DIRECTIVE:
Among the lines of this listing, determine how many contain the string "Analyzer". Answer with the number only.
........
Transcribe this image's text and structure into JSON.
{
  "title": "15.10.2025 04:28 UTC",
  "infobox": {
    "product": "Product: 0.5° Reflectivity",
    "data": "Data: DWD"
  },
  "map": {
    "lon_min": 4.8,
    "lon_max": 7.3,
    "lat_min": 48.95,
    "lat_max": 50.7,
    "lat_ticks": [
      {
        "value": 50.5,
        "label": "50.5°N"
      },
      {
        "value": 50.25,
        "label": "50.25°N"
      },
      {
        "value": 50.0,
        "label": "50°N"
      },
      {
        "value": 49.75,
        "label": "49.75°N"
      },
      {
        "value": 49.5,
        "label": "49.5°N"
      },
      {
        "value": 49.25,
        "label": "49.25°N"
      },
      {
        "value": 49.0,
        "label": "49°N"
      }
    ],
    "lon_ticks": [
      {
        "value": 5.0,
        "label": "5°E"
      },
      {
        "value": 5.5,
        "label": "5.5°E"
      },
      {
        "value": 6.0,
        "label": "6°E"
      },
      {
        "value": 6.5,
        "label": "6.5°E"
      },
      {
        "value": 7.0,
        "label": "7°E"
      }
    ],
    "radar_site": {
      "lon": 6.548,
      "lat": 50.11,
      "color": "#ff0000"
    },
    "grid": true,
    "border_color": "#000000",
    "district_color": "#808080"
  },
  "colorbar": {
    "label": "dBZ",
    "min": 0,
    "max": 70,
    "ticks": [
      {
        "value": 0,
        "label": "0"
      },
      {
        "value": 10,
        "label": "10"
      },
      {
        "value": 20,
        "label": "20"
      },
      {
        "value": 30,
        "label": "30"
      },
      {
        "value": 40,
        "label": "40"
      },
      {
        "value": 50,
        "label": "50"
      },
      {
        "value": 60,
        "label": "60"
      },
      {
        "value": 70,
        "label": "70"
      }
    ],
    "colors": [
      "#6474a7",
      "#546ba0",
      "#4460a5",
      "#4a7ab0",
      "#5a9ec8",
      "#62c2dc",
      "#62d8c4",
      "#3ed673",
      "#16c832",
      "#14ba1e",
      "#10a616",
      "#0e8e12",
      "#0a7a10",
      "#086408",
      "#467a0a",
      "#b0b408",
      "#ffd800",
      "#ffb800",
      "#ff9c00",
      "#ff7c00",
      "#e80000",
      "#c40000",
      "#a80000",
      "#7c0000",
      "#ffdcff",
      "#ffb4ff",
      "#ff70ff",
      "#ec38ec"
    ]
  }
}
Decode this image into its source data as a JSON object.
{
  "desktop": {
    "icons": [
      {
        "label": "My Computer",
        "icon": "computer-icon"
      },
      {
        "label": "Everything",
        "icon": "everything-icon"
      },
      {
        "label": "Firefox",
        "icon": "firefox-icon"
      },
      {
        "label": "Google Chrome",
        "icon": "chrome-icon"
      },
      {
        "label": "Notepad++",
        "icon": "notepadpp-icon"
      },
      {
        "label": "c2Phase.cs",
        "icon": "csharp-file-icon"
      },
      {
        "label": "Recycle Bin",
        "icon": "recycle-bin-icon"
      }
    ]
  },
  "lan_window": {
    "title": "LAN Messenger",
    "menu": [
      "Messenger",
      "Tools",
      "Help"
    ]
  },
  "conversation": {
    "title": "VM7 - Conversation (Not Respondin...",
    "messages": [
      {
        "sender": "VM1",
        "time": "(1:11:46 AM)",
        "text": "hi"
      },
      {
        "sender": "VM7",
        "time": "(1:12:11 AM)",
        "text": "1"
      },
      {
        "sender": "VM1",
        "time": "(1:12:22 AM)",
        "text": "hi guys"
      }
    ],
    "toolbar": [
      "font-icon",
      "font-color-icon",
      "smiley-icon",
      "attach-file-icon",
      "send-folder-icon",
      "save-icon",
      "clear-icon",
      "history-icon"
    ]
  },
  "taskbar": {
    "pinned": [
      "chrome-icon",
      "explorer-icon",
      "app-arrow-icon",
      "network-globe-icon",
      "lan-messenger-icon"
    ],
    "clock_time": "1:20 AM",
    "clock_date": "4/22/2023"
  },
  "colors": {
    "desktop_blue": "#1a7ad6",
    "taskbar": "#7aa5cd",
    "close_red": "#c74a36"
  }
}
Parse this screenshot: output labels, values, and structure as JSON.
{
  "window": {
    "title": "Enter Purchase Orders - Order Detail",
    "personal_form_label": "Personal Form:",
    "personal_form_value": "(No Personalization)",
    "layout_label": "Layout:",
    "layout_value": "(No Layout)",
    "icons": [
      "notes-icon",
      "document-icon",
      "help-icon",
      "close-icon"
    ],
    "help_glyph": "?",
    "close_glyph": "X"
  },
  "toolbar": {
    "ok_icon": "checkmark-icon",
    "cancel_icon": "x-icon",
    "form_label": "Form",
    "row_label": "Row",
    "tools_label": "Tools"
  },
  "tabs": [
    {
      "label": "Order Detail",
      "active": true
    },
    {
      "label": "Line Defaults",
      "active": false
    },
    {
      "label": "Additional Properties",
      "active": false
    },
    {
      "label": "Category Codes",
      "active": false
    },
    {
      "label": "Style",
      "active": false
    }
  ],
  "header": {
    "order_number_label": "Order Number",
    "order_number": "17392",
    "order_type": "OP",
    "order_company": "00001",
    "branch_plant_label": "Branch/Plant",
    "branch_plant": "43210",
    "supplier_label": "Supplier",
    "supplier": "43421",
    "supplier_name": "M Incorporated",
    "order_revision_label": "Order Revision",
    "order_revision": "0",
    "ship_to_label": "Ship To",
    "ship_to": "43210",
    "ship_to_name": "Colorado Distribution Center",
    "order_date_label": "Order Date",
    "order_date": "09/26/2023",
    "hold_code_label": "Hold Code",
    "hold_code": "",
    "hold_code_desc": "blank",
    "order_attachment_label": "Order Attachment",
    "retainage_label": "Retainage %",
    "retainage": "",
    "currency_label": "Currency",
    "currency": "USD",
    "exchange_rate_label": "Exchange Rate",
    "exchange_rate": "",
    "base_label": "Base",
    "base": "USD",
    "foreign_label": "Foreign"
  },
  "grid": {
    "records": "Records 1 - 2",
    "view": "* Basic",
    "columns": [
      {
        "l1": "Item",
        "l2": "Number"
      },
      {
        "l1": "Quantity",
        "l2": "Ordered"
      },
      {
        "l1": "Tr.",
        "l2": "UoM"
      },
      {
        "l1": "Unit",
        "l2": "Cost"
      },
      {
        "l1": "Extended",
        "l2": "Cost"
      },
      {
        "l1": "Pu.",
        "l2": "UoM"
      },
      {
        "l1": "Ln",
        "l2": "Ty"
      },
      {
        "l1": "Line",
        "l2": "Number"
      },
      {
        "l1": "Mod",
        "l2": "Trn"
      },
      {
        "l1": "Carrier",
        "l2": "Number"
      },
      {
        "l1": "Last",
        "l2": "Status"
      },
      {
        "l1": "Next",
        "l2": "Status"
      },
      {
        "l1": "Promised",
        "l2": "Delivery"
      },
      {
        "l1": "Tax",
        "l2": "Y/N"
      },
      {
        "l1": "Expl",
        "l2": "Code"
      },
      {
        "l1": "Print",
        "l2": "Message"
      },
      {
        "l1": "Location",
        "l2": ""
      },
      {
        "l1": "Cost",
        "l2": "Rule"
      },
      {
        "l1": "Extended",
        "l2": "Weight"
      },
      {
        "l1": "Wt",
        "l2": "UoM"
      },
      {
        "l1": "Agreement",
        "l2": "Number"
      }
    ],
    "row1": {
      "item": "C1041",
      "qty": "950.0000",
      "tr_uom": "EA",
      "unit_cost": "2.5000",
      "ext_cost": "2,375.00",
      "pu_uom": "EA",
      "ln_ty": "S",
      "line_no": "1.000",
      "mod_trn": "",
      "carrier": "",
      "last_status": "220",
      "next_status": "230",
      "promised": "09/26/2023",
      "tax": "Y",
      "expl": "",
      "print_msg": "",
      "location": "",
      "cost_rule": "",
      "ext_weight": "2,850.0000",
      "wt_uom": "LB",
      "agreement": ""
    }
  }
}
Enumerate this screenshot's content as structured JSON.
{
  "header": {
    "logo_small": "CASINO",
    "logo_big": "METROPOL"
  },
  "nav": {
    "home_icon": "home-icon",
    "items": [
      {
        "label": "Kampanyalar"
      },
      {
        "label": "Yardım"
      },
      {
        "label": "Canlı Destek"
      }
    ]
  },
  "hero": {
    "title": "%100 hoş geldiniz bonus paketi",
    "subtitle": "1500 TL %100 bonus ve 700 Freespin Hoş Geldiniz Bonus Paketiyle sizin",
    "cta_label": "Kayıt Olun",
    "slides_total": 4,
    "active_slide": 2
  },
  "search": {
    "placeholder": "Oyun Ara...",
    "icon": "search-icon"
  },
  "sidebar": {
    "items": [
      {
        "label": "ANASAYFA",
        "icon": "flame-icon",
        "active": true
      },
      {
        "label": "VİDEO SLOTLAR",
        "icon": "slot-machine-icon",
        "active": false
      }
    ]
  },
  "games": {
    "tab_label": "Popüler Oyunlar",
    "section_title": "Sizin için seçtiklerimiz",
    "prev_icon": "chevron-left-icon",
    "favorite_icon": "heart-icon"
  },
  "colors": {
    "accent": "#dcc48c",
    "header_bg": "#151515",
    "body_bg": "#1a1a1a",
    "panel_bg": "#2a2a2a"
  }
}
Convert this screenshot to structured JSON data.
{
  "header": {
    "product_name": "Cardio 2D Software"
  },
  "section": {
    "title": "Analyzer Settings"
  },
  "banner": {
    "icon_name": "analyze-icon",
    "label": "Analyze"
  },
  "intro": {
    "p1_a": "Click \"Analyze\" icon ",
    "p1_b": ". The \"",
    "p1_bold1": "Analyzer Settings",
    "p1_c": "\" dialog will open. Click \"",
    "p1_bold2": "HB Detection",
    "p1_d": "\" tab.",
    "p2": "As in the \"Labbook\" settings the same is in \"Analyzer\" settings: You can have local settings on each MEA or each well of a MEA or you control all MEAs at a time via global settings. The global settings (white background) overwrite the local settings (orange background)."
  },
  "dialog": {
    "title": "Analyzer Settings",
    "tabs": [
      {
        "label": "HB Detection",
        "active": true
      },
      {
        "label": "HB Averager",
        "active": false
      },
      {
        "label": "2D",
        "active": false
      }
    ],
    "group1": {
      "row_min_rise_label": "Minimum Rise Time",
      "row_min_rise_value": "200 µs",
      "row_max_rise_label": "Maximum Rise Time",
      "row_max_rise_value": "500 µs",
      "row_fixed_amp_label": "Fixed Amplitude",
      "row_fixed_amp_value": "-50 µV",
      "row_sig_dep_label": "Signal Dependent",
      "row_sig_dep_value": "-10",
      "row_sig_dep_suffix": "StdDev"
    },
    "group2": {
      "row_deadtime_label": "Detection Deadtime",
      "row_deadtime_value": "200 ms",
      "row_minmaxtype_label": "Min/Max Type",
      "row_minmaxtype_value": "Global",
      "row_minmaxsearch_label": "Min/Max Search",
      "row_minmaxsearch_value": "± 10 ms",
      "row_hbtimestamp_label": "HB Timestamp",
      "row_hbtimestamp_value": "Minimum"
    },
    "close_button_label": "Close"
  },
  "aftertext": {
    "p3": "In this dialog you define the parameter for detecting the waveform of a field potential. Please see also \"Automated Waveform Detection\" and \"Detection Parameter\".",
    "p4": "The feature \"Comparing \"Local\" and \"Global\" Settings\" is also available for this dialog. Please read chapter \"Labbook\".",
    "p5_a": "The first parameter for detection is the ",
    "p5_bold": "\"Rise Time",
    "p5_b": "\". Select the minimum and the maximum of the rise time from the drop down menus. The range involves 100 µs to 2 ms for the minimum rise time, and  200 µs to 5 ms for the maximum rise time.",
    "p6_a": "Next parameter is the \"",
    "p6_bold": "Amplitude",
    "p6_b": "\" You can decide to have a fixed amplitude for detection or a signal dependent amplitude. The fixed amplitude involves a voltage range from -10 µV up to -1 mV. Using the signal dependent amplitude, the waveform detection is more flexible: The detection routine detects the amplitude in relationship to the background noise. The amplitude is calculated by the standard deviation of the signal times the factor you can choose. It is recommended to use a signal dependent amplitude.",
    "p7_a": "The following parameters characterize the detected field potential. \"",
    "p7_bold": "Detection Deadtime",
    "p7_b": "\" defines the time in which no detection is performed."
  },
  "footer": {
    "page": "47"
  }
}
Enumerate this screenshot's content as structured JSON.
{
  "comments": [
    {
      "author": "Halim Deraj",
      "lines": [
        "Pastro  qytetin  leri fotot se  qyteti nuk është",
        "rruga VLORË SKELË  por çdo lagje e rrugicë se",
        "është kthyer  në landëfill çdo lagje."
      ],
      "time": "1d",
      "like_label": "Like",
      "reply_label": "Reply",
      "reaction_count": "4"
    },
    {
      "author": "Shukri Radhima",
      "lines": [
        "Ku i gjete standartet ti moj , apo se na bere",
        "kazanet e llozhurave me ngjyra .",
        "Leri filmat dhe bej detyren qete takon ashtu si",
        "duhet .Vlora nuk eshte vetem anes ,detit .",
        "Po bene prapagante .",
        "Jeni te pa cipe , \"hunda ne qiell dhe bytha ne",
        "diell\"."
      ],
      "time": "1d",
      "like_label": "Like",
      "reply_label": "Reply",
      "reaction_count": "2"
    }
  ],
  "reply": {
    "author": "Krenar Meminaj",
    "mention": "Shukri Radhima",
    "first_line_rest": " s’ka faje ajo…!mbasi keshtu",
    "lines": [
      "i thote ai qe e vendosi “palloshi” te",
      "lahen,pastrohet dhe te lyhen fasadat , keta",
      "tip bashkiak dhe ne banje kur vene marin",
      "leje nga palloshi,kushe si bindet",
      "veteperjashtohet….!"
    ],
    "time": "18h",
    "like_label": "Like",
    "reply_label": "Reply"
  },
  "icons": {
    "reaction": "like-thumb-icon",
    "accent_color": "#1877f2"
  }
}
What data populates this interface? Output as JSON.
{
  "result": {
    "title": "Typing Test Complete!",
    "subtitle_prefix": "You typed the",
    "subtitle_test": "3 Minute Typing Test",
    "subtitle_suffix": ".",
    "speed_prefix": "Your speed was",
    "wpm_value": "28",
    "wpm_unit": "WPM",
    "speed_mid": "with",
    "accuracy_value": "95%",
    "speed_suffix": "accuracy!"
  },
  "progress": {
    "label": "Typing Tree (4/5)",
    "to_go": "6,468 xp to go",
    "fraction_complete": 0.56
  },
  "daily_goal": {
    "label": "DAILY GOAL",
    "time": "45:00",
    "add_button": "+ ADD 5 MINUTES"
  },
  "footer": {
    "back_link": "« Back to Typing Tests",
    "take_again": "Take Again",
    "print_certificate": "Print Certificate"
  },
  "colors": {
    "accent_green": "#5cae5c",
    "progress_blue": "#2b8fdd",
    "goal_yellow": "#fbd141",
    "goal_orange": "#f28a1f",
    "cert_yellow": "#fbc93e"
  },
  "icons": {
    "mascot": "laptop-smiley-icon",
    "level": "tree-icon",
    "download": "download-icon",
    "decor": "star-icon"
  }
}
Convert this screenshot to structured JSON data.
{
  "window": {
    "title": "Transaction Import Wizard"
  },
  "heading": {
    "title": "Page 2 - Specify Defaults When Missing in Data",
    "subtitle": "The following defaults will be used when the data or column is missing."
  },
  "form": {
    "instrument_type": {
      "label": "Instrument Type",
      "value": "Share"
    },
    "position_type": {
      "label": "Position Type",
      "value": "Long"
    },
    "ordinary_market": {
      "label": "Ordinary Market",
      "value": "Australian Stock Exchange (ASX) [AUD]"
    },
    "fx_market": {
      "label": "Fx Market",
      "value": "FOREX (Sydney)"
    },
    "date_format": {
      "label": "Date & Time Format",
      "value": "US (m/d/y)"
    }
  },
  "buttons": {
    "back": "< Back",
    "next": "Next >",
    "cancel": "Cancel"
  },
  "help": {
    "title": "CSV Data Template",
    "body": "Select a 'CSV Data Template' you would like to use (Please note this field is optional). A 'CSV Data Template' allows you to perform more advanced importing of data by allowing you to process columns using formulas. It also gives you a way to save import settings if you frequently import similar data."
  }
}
........
RESULT OF THIS EXERCISE:
4